→ **Written task**: Write every entry out again exactly, please, and skip the pictures.

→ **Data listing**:
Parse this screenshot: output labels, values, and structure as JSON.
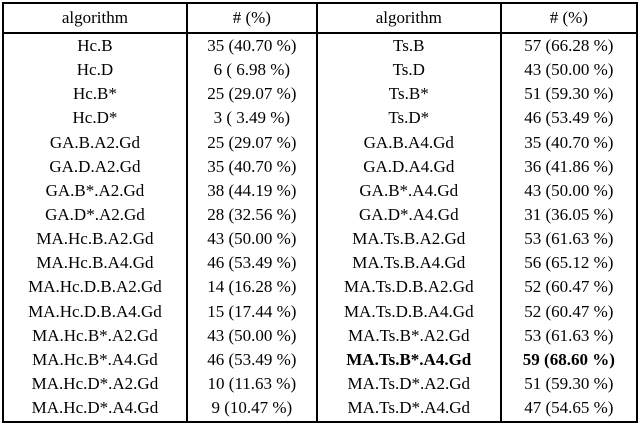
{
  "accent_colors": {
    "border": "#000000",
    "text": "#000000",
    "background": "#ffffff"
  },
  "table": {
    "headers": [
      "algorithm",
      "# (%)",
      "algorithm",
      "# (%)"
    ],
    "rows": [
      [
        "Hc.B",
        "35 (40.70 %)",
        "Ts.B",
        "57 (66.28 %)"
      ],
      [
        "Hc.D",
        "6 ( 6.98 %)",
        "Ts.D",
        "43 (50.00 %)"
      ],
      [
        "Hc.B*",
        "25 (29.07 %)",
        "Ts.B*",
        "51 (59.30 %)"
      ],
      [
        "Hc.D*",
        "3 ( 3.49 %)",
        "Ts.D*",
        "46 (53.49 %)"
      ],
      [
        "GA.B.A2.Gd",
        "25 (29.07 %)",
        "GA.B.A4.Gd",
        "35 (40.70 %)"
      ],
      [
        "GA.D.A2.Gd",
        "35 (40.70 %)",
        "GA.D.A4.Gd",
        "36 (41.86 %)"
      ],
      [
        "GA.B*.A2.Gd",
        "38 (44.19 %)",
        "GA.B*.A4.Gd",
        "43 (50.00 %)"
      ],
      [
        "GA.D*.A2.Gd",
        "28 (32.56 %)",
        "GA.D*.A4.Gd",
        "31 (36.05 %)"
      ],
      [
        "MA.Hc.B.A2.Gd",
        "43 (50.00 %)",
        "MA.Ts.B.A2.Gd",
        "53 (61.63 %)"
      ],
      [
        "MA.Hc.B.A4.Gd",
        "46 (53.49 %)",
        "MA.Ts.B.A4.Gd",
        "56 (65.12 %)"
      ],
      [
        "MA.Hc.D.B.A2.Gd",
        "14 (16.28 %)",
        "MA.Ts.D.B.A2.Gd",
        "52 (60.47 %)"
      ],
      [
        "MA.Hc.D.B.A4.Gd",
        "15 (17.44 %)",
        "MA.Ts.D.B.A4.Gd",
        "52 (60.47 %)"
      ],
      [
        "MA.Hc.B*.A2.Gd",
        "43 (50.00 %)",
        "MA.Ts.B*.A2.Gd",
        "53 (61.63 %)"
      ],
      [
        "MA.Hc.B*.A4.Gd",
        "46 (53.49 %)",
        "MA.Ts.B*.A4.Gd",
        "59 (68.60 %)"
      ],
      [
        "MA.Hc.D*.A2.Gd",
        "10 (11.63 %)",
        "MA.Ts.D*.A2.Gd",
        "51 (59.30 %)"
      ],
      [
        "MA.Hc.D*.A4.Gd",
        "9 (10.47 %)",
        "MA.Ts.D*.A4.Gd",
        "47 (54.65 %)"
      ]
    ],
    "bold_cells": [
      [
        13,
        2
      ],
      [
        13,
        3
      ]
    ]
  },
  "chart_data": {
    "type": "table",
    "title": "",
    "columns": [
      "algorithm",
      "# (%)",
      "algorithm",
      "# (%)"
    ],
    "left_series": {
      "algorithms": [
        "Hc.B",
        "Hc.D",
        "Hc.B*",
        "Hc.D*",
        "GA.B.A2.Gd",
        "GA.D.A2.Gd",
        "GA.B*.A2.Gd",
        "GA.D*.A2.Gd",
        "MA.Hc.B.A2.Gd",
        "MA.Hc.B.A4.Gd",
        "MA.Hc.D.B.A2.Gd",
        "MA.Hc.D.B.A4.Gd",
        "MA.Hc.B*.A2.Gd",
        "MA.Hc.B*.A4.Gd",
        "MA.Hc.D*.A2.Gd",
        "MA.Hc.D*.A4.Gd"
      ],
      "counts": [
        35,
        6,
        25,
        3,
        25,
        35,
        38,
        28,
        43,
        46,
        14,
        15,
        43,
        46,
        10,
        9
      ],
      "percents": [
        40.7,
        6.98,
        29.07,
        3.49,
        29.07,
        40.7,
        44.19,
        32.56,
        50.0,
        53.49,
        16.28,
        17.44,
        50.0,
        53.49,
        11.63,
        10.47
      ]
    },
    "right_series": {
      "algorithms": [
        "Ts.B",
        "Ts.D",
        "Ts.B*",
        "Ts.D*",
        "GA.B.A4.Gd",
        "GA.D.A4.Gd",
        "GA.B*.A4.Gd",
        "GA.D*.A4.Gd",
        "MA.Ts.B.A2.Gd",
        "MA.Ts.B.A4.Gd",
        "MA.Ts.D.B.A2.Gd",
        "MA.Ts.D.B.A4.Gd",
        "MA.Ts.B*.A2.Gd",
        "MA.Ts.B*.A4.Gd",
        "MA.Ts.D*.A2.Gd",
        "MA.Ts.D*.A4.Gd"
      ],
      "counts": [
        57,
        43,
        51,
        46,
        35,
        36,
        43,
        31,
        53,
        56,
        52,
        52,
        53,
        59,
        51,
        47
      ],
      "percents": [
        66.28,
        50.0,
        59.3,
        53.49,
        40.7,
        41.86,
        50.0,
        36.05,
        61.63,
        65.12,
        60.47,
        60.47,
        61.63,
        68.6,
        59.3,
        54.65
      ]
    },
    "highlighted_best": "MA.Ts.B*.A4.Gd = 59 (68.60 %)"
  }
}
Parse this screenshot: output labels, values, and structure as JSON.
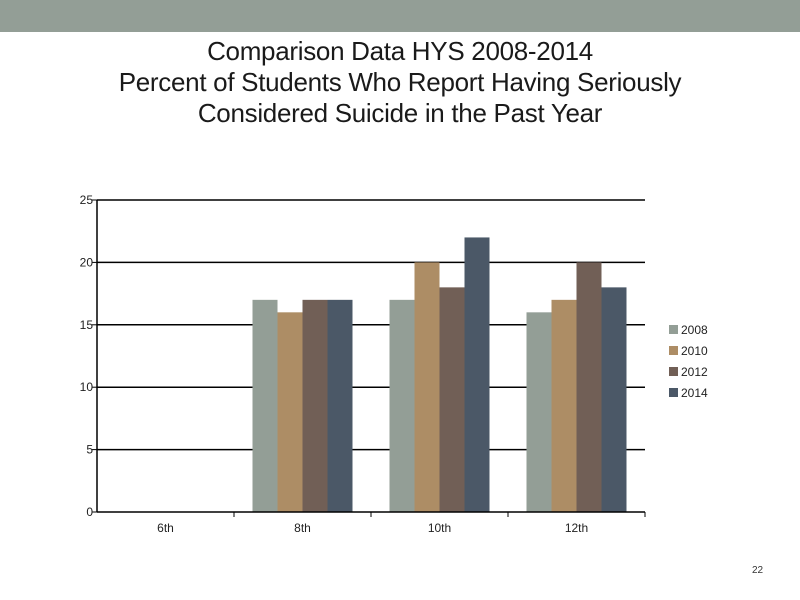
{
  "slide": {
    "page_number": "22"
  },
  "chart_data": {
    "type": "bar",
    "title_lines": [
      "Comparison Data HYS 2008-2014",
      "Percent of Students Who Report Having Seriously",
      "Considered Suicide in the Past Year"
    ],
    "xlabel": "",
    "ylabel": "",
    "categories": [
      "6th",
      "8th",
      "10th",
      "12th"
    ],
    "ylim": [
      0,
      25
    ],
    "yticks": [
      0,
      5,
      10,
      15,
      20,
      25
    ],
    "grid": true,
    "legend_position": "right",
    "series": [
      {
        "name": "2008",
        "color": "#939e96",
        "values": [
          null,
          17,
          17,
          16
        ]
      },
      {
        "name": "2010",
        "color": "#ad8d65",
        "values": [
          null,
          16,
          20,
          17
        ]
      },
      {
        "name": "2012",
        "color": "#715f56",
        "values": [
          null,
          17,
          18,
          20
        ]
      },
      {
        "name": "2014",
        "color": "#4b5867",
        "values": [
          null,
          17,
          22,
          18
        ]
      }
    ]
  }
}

→ **Expected answer**:
Parse this screenshot: output labels, values, and structure as JSON.
{
  "accent_colors": {
    "border": "#000000",
    "text": "#000000",
    "background": "#ffffff"
  },
  "table": {
    "headers": [
      "algorithm",
      "# (%)",
      "algorithm",
      "# (%)"
    ],
    "rows": [
      [
        "Hc.B",
        "35 (40.70 %)",
        "Ts.B",
        "57 (66.28 %)"
      ],
      [
        "Hc.D",
        "6 ( 6.98 %)",
        "Ts.D",
        "43 (50.00 %)"
      ],
      [
        "Hc.B*",
        "25 (29.07 %)",
        "Ts.B*",
        "51 (59.30 %)"
      ],
      [
        "Hc.D*",
        "3 ( 3.49 %)",
        "Ts.D*",
        "46 (53.49 %)"
      ],
      [
        "GA.B.A2.Gd",
        "25 (29.07 %)",
        "GA.B.A4.Gd",
        "35 (40.70 %)"
      ],
      [
        "GA.D.A2.Gd",
        "35 (40.70 %)",
        "GA.D.A4.Gd",
        "36 (41.86 %)"
      ],
      [
        "GA.B*.A2.Gd",
        "38 (44.19 %)",
        "GA.B*.A4.Gd",
        "43 (50.00 %)"
      ],
      [
        "GA.D*.A2.Gd",
        "28 (32.56 %)",
        "GA.D*.A4.Gd",
        "31 (36.05 %)"
      ],
      [
        "MA.Hc.B.A2.Gd",
        "43 (50.00 %)",
        "MA.Ts.B.A2.Gd",
        "53 (61.63 %)"
      ],
      [
        "MA.Hc.B.A4.Gd",
        "46 (53.49 %)",
        "MA.Ts.B.A4.Gd",
        "56 (65.12 %)"
      ],
      [
        "MA.Hc.D.B.A2.Gd",
        "14 (16.28 %)",
        "MA.Ts.D.B.A2.Gd",
        "52 (60.47 %)"
      ],
      [
        "MA.Hc.D.B.A4.Gd",
        "15 (17.44 %)",
        "MA.Ts.D.B.A4.Gd",
        "52 (60.47 %)"
      ],
      [
        "MA.Hc.B*.A2.Gd",
        "43 (50.00 %)",
        "MA.Ts.B*.A2.Gd",
        "53 (61.63 %)"
      ],
      [
        "MA.Hc.B*.A4.Gd",
        "46 (53.49 %)",
        "MA.Ts.B*.A4.Gd",
        "59 (68.60 %)"
      ],
      [
        "MA.Hc.D*.A2.Gd",
        "10 (11.63 %)",
        "MA.Ts.D*.A2.Gd",
        "51 (59.30 %)"
      ],
      [
        "MA.Hc.D*.A4.Gd",
        "9 (10.47 %)",
        "MA.Ts.D*.A4.Gd",
        "47 (54.65 %)"
      ]
    ],
    "bold_cells": [
      [
        13,
        2
      ],
      [
        13,
        3
      ]
    ]
  },
  "chart_data": {
    "type": "table",
    "title": "",
    "columns": [
      "algorithm",
      "# (%)",
      "algorithm",
      "# (%)"
    ],
    "left_series": {
      "algorithms": [
        "Hc.B",
        "Hc.D",
        "Hc.B*",
        "Hc.D*",
        "GA.B.A2.Gd",
        "GA.D.A2.Gd",
        "GA.B*.A2.Gd",
        "GA.D*.A2.Gd",
        "MA.Hc.B.A2.Gd",
        "MA.Hc.B.A4.Gd",
        "MA.Hc.D.B.A2.Gd",
        "MA.Hc.D.B.A4.Gd",
        "MA.Hc.B*.A2.Gd",
        "MA.Hc.B*.A4.Gd",
        "MA.Hc.D*.A2.Gd",
        "MA.Hc.D*.A4.Gd"
      ],
      "counts": [
        35,
        6,
        25,
        3,
        25,
        35,
        38,
        28,
        43,
        46,
        14,
        15,
        43,
        46,
        10,
        9
      ],
      "percents": [
        40.7,
        6.98,
        29.07,
        3.49,
        29.07,
        40.7,
        44.19,
        32.56,
        50.0,
        53.49,
        16.28,
        17.44,
        50.0,
        53.49,
        11.63,
        10.47
      ]
    },
    "right_series": {
      "algorithms": [
        "Ts.B",
        "Ts.D",
        "Ts.B*",
        "Ts.D*",
        "GA.B.A4.Gd",
        "GA.D.A4.Gd",
        "GA.B*.A4.Gd",
        "GA.D*.A4.Gd",
        "MA.Ts.B.A2.Gd",
        "MA.Ts.B.A4.Gd",
        "MA.Ts.D.B.A2.Gd",
        "MA.Ts.D.B.A4.Gd",
        "MA.Ts.B*.A2.Gd",
        "MA.Ts.B*.A4.Gd",
        "MA.Ts.D*.A2.Gd",
        "MA.Ts.D*.A4.Gd"
      ],
      "counts": [
        57,
        43,
        51,
        46,
        35,
        36,
        43,
        31,
        53,
        56,
        52,
        52,
        53,
        59,
        51,
        47
      ],
      "percents": [
        66.28,
        50.0,
        59.3,
        53.49,
        40.7,
        41.86,
        50.0,
        36.05,
        61.63,
        65.12,
        60.47,
        60.47,
        61.63,
        68.6,
        59.3,
        54.65
      ]
    },
    "highlighted_best": "MA.Ts.B*.A4.Gd = 59 (68.60 %)"
  }
}
Parse this screenshot: output labels, values, and structure as JSON.
{
  "slide": {
    "page_number": "22"
  },
  "chart_data": {
    "type": "bar",
    "title_lines": [
      "Comparison Data HYS 2008-2014",
      "Percent of Students Who Report Having Seriously",
      "Considered Suicide in the Past Year"
    ],
    "xlabel": "",
    "ylabel": "",
    "categories": [
      "6th",
      "8th",
      "10th",
      "12th"
    ],
    "ylim": [
      0,
      25
    ],
    "yticks": [
      0,
      5,
      10,
      15,
      20,
      25
    ],
    "grid": true,
    "legend_position": "right",
    "series": [
      {
        "name": "2008",
        "color": "#939e96",
        "values": [
          null,
          17,
          17,
          16
        ]
      },
      {
        "name": "2010",
        "color": "#ad8d65",
        "values": [
          null,
          16,
          20,
          17
        ]
      },
      {
        "name": "2012",
        "color": "#715f56",
        "values": [
          null,
          17,
          18,
          20
        ]
      },
      {
        "name": "2014",
        "color": "#4b5867",
        "values": [
          null,
          17,
          22,
          18
        ]
      }
    ]
  }
}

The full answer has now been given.